- _Task_
Transcribe the material below exactly as it appears.

- _Data provided_
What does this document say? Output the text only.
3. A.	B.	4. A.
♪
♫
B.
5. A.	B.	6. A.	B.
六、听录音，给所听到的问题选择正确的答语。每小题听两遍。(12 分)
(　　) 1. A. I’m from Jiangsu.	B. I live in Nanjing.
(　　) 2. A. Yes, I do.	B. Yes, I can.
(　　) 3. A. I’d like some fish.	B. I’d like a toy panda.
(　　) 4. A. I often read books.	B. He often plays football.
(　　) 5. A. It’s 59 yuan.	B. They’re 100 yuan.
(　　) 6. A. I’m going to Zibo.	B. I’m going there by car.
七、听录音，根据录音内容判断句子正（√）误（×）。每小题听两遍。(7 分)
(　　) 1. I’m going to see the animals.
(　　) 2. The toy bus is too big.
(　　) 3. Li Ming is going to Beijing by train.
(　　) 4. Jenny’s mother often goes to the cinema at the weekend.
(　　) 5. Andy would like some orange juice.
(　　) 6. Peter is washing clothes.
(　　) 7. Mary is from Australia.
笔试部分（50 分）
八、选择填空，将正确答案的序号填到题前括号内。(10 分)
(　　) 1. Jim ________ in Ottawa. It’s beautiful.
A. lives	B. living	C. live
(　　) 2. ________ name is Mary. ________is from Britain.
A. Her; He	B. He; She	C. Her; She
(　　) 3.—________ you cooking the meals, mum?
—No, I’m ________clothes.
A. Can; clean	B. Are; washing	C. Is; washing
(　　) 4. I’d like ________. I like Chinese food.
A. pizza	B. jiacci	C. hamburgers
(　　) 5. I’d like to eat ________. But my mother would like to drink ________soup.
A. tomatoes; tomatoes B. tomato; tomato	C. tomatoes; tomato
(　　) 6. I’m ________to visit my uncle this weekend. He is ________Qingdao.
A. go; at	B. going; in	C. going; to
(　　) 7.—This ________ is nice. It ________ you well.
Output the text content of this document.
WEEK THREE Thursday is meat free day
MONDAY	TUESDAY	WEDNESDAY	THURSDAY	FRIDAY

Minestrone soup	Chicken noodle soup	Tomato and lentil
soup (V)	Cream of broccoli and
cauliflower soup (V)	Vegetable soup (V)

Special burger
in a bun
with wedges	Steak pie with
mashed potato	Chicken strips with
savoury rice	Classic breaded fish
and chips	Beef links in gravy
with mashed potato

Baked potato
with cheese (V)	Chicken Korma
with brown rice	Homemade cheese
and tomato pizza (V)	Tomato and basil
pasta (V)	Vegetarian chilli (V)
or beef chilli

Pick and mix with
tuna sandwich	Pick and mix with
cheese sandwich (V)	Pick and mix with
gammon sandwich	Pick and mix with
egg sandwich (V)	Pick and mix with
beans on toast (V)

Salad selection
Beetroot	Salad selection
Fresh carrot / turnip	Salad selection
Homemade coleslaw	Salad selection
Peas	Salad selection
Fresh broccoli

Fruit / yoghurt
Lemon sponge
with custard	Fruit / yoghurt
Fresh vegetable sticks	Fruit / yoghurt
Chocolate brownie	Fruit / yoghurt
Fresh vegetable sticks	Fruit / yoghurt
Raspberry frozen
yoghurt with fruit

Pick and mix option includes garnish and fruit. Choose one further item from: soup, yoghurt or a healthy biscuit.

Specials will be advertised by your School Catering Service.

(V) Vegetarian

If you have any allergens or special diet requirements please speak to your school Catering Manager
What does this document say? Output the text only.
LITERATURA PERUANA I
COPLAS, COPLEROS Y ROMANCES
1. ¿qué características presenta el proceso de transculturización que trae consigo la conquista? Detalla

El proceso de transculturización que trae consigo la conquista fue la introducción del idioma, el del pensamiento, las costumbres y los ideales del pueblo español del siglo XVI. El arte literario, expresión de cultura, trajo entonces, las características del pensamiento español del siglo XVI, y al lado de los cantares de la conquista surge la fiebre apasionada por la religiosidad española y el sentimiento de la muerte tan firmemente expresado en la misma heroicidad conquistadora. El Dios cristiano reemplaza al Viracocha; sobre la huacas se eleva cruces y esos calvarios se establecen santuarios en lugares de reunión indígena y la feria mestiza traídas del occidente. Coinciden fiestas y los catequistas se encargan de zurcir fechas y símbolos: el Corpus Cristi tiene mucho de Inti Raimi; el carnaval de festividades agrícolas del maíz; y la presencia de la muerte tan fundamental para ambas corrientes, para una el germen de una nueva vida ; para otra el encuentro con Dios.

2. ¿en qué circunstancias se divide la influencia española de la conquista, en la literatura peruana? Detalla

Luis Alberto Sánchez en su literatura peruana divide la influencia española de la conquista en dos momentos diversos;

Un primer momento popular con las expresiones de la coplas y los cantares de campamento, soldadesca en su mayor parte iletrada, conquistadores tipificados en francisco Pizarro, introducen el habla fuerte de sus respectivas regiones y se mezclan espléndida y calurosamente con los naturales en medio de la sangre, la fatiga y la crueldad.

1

- _Task output_
What does this document say? Output the text only.
3. A.	B.	4. A.
♪
♫
B.
5. A.	B.	6. A.	B.
六、听录音，给所听到的问题选择正确的答语。每小题听两遍。(12 分)
(　　) 1. A. I’m from Jiangsu.	B. I live in Nanjing.
(　　) 2. A. Yes, I do.	B. Yes, I can.
(　　) 3. A. I’d like some fish.	B. I’d like a toy panda.
(　　) 4. A. I often read books.	B. He often plays football.
(　　) 5. A. It’s 59 yuan.	B. They’re 100 yuan.
(　　) 6. A. I’m going to Zibo.	B. I’m going there by car.
七、听录音，根据录音内容判断句子正（√）误（×）。每小题听两遍。(7 分)
(　　) 1. I’m going to see the animals.
(　　) 2. The toy bus is too big.
(　　) 3. Li Ming is going to Beijing by train.
(　　) 4. Jenny’s mother often goes to the cinema at the weekend.
(　　) 5. Andy would like some orange juice.
(　　) 6. Peter is washing clothes.
(　　) 7. Mary is from Australia.
笔试部分（50 分）
八、选择填空，将正确答案的序号填到题前括号内。(10 分)
(　　) 1. Jim ________ in Ottawa. It’s beautiful.
A. lives	B. living	C. live
(　　) 2. ________ name is Mary. ________is from Britain.
A. Her; He	B. He; She	C. Her; She
(　　) 3.—________ you cooking the meals, mum?
—No, I’m ________clothes.
A. Can; clean	B. Are; washing	C. Is; washing
(　　) 4. I’d like ________. I like Chinese food.
A. pizza	B. jiacci	C. hamburgers
(　　) 5. I’d like to eat ________. But my mother would like to drink ________soup.
A. tomatoes; tomatoes B. tomato; tomato	C. tomatoes; tomato
(　　) 6. I’m ________to visit my uncle this weekend. He is ________Qingdao.
A. go; at	B. going; in	C. going; to
(　　) 7.—This ________ is nice. It ________ you well.
Output the text content of this document.
WEEK THREE Thursday is meat free day
MONDAY	TUESDAY	WEDNESDAY	THURSDAY	FRIDAY

Minestrone soup	Chicken noodle soup	Tomato and lentil
soup (V)	Cream of broccoli and
cauliflower soup (V)	Vegetable soup (V)

Special burger
in a bun
with wedges	Steak pie with
mashed potato	Chicken strips with
savoury rice	Classic breaded fish
and chips	Beef links in gravy
with mashed potato

Baked potato
with cheese (V)	Chicken Korma
with brown rice	Homemade cheese
and tomato pizza (V)	Tomato and basil
pasta (V)	Vegetarian chilli (V)
or beef chilli

Pick and mix with
tuna sandwich	Pick and mix with
cheese sandwich (V)	Pick and mix with
gammon sandwich	Pick and mix with
egg sandwich (V)	Pick and mix with
beans on toast (V)

Salad selection
Beetroot	Salad selection
Fresh carrot / turnip	Salad selection
Homemade coleslaw	Salad selection
Peas	Salad selection
Fresh broccoli

Fruit / yoghurt
Lemon sponge
with custard	Fruit / yoghurt
Fresh vegetable sticks	Fruit / yoghurt
Chocolate brownie	Fruit / yoghurt
Fresh vegetable sticks	Fruit / yoghurt
Raspberry frozen
yoghurt with fruit

Pick and mix option includes garnish and fruit. Choose one further item from: soup, yoghurt or a healthy biscuit.

Specials will be advertised by your School Catering Service.

(V) Vegetarian

If you have any allergens or special diet requirements please speak to your school Catering Manager
What does this document say? Output the text only.
LITERATURA PERUANA I
COPLAS, COPLEROS Y ROMANCES
1. ¿qué características presenta el proceso de transculturización que trae consigo la conquista? Detalla

El proceso de transculturización que trae consigo la conquista fue la introducción del idioma, el del pensamiento, las costumbres y los ideales del pueblo español del siglo XVI. El arte literario, expresión de cultura, trajo entonces, las características del pensamiento español del siglo XVI, y al lado de los cantares de la conquista surge la fiebre apasionada por la religiosidad española y el sentimiento de la muerte tan firmemente expresado en la misma heroicidad conquistadora. El Dios cristiano reemplaza al Viracocha; sobre la huacas se eleva cruces y esos calvarios se establecen santuarios en lugares de reunión indígena y la feria mestiza traídas del occidente. Coinciden fiestas y los catequistas se encargan de zurcir fechas y símbolos: el Corpus Cristi tiene mucho de Inti Raimi; el carnaval de festividades agrícolas del maíz; y la presencia de la muerte tan fundamental para ambas corrientes, para una el germen de una nueva vida ; para otra el encuentro con Dios.

2. ¿en qué circunstancias se divide la influencia española de la conquista, en la literatura peruana? Detalla

Luis Alberto Sánchez en su literatura peruana divide la influencia española de la conquista en dos momentos diversos;

Un primer momento popular con las expresiones de la coplas y los cantares de campamento, soldadesca en su mayor parte iletrada, conquistadores tipificados en francisco Pizarro, introducen el habla fuerte de sus respectivas regiones y se mezclan espléndida y calurosamente con los naturales en medio de la sangre, la fatiga y la crueldad.

1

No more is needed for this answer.